##### Exercise data #####

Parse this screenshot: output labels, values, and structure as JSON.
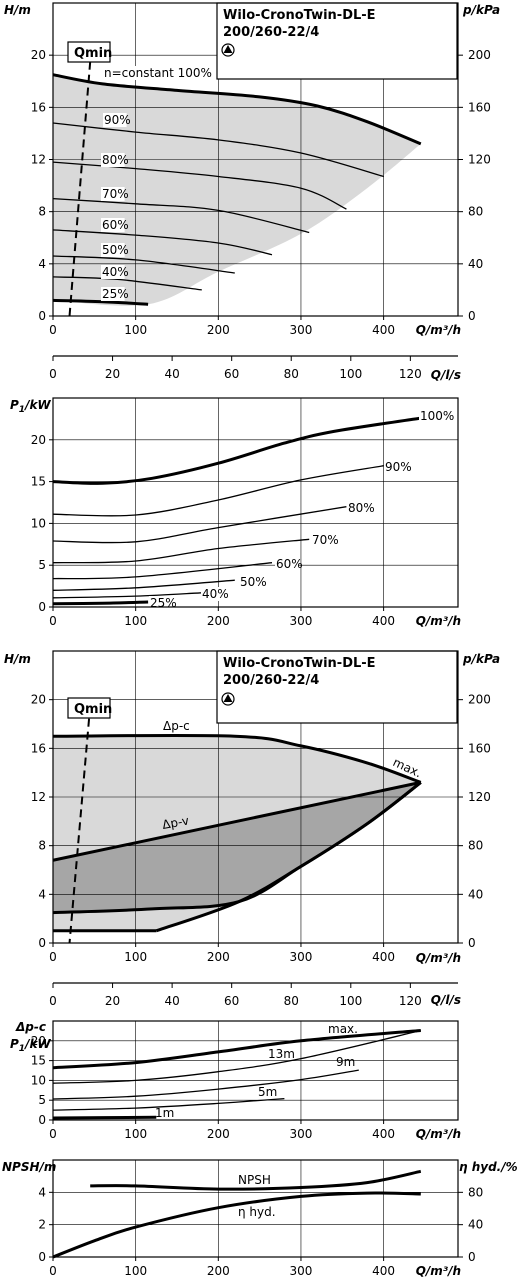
{
  "chart_data": [
    {
      "type": "line",
      "subject": "pump-1-head",
      "title_line1": "Wilo-CronoTwin-DL-E",
      "title_line2": "200/260-22/4",
      "qmin_label": "Qmin",
      "ylabel": "H/m",
      "y2label": "p/kPa",
      "xlabel": "Q/m³/h",
      "xlim": [
        0,
        490
      ],
      "ylim": [
        0,
        24
      ],
      "x_ticks": [
        0,
        100,
        200,
        300,
        400
      ],
      "y_ticks": [
        0,
        4,
        8,
        12,
        16,
        20
      ],
      "y2_ticks": [
        0,
        40,
        80,
        120,
        160,
        200
      ],
      "curves": [
        {
          "label": "n=constant 100%",
          "x": [
            0,
            60,
            150,
            250,
            320,
            380,
            445
          ],
          "y": [
            18.5,
            17.8,
            17.3,
            16.8,
            16.1,
            14.9,
            13.2
          ],
          "bold": true
        },
        {
          "label": "90%",
          "x": [
            0,
            100,
            200,
            300,
            400
          ],
          "y": [
            14.8,
            14.1,
            13.5,
            12.5,
            10.7
          ],
          "bold": false
        },
        {
          "label": "80%",
          "x": [
            0,
            100,
            200,
            300,
            355
          ],
          "y": [
            11.8,
            11.3,
            10.7,
            9.8,
            8.2
          ],
          "bold": false
        },
        {
          "label": "70%",
          "x": [
            0,
            100,
            200,
            310
          ],
          "y": [
            9.0,
            8.6,
            8.1,
            6.4
          ],
          "bold": false
        },
        {
          "label": "60%",
          "x": [
            0,
            100,
            200,
            265
          ],
          "y": [
            6.6,
            6.2,
            5.6,
            4.7
          ],
          "bold": false
        },
        {
          "label": "50%",
          "x": [
            0,
            100,
            220
          ],
          "y": [
            4.6,
            4.3,
            3.3
          ],
          "bold": false
        },
        {
          "label": "40%",
          "x": [
            0,
            80,
            180
          ],
          "y": [
            3.0,
            2.8,
            2.0
          ],
          "bold": false
        },
        {
          "label": "25%",
          "x": [
            0,
            60,
            115
          ],
          "y": [
            1.2,
            1.1,
            0.9
          ],
          "bold": true
        }
      ],
      "envelope": {
        "upper_x": [
          0,
          60,
          150,
          250,
          320,
          380,
          445
        ],
        "upper_y": [
          18.5,
          17.8,
          17.3,
          16.8,
          16.1,
          14.9,
          13.2
        ],
        "lower_x": [
          445,
          380,
          300,
          200,
          115,
          0
        ],
        "lower_y": [
          13.2,
          9.8,
          6.3,
          3.4,
          0.9,
          1.2
        ]
      },
      "qmin_line": {
        "x": [
          45,
          20
        ],
        "y": [
          19.5,
          0
        ]
      }
    },
    {
      "type": "axis",
      "subject": "flow-litres-per-second",
      "xlabel": "Q/l/s",
      "x_ticks": [
        0,
        20,
        40,
        60,
        80,
        100,
        120
      ],
      "xlim": [
        0,
        136
      ]
    },
    {
      "type": "line",
      "subject": "power-input",
      "ylabel_main": "P",
      "ylabel_sub": "1",
      "ylabel_unit": "/kW",
      "xlabel": "Q/m³/h",
      "xlim": [
        0,
        490
      ],
      "ylim": [
        0,
        25
      ],
      "x_ticks": [
        0,
        100,
        200,
        300,
        400
      ],
      "y_ticks": [
        0,
        5,
        10,
        15,
        20
      ],
      "curves": [
        {
          "label": "100%",
          "x": [
            0,
            60,
            120,
            200,
            280,
            340,
            445
          ],
          "y": [
            15.0,
            14.8,
            15.4,
            17.2,
            19.6,
            21.0,
            22.6
          ],
          "bold": true
        },
        {
          "label": "90%",
          "x": [
            0,
            100,
            200,
            300,
            400
          ],
          "y": [
            11.1,
            11.0,
            12.8,
            15.2,
            16.9
          ],
          "bold": false
        },
        {
          "label": "80%",
          "x": [
            0,
            100,
            200,
            355
          ],
          "y": [
            7.9,
            7.8,
            9.5,
            12.0
          ],
          "bold": false
        },
        {
          "label": "70%",
          "x": [
            0,
            100,
            200,
            310
          ],
          "y": [
            5.3,
            5.5,
            7.0,
            8.1
          ],
          "bold": false
        },
        {
          "label": "60%",
          "x": [
            0,
            100,
            265
          ],
          "y": [
            3.4,
            3.6,
            5.3
          ],
          "bold": false
        },
        {
          "label": "50%",
          "x": [
            0,
            100,
            220
          ],
          "y": [
            2.0,
            2.3,
            3.2
          ],
          "bold": false
        },
        {
          "label": "40%",
          "x": [
            0,
            100,
            180
          ],
          "y": [
            1.1,
            1.3,
            1.7
          ],
          "bold": false
        },
        {
          "label": "25%",
          "x": [
            0,
            60,
            115
          ],
          "y": [
            0.4,
            0.45,
            0.6
          ],
          "bold": true
        }
      ]
    },
    {
      "type": "area",
      "subject": "pump-2-head-dp-control",
      "title_line1": "Wilo-CronoTwin-DL-E",
      "title_line2": "200/260-22/4",
      "qmin_label": "Qmin",
      "ylabel": "H/m",
      "y2label": "p/kPa",
      "xlabel": "Q/m³/h",
      "xlim": [
        0,
        490
      ],
      "ylim": [
        0,
        24
      ],
      "x_ticks": [
        0,
        100,
        200,
        300,
        400
      ],
      "y_ticks": [
        0,
        4,
        8,
        12,
        16,
        20
      ],
      "y2_ticks": [
        0,
        40,
        80,
        120,
        160,
        200
      ],
      "labels": {
        "dpc": "Δp-c",
        "dpv": "Δp-v",
        "max": "max."
      },
      "max_curve": {
        "x": [
          0,
          220,
          300,
          380,
          445
        ],
        "y": [
          17.0,
          17.0,
          16.2,
          14.8,
          13.2
        ]
      },
      "dpc_bottom": {
        "x": [
          0,
          125
        ],
        "y": [
          1.0,
          1.0
        ]
      },
      "lower_boundary": {
        "x": [
          445,
          380,
          300,
          225,
          125
        ],
        "y": [
          13.2,
          9.8,
          6.3,
          3.4,
          1.0
        ]
      },
      "dpv_top": {
        "x": [
          0,
          445
        ],
        "y": [
          6.8,
          13.2
        ]
      },
      "dpv_bottom": {
        "x": [
          0,
          120,
          225,
          300,
          380,
          445
        ],
        "y": [
          2.5,
          2.8,
          3.4,
          6.3,
          9.8,
          13.2
        ]
      },
      "qmin_line": {
        "x": [
          45,
          20
        ],
        "y": [
          19.5,
          0
        ]
      }
    },
    {
      "type": "axis",
      "subject": "flow-litres-per-second-2",
      "xlabel": "Q/l/s",
      "x_ticks": [
        0,
        20,
        40,
        60,
        80,
        100,
        120
      ],
      "xlim": [
        0,
        136
      ]
    },
    {
      "type": "line",
      "subject": "power-input-dp-control",
      "ylabel_line1": "Δp-c",
      "ylabel_main": "P",
      "ylabel_sub": "1",
      "ylabel_unit": "/kW",
      "xlabel": "Q/m³/h",
      "xlim": [
        0,
        490
      ],
      "ylim": [
        0,
        25
      ],
      "x_ticks": [
        0,
        100,
        200,
        300,
        400
      ],
      "y_ticks": [
        0,
        5,
        10,
        15,
        20
      ],
      "curves": [
        {
          "label": "max.",
          "x": [
            0,
            100,
            200,
            300,
            445
          ],
          "y": [
            13.2,
            14.5,
            17.2,
            20.0,
            22.6
          ],
          "bold": true
        },
        {
          "label": "13m",
          "x": [
            0,
            100,
            200,
            300,
            445
          ],
          "y": [
            9.3,
            10.0,
            12.2,
            15.5,
            22.6
          ],
          "bold": false
        },
        {
          "label": "9m",
          "x": [
            0,
            100,
            200,
            300,
            370
          ],
          "y": [
            5.3,
            6.0,
            7.8,
            10.2,
            12.6
          ],
          "bold": false
        },
        {
          "label": "5m",
          "x": [
            0,
            100,
            200,
            280
          ],
          "y": [
            2.5,
            3.0,
            4.2,
            5.4
          ],
          "bold": false
        },
        {
          "label": "1m",
          "x": [
            0,
            125
          ],
          "y": [
            0.5,
            0.7
          ],
          "bold": true
        }
      ]
    },
    {
      "type": "line",
      "subject": "npsh-efficiency",
      "ylabel": "NPSH/m",
      "y2label": "η hyd./%",
      "xlabel": "Q/m³/h",
      "xlim": [
        0,
        490
      ],
      "ylim": [
        0,
        6
      ],
      "y2lim": [
        0,
        120
      ],
      "x_ticks": [
        0,
        100,
        200,
        300,
        400
      ],
      "y_ticks": [
        0,
        2,
        4
      ],
      "y2_ticks": [
        0,
        40,
        80
      ],
      "curves": [
        {
          "label": "NPSH",
          "axis": "left",
          "x": [
            45,
            100,
            200,
            300,
            380,
            445
          ],
          "y": [
            4.4,
            4.4,
            4.2,
            4.3,
            4.6,
            5.3
          ],
          "bold": true
        },
        {
          "label": "η hyd.",
          "axis": "right",
          "x": [
            0,
            50,
            100,
            200,
            300,
            380,
            445
          ],
          "y": [
            0,
            20,
            37,
            61,
            75,
            79,
            78
          ],
          "bold": true
        }
      ]
    }
  ]
}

#####

* **What to produce**
Search the records for the word "labels", then list every line that has it.

* **Expected answer**
Parse this screenshot: output labels, values, and structure as JSON.
      "labels": {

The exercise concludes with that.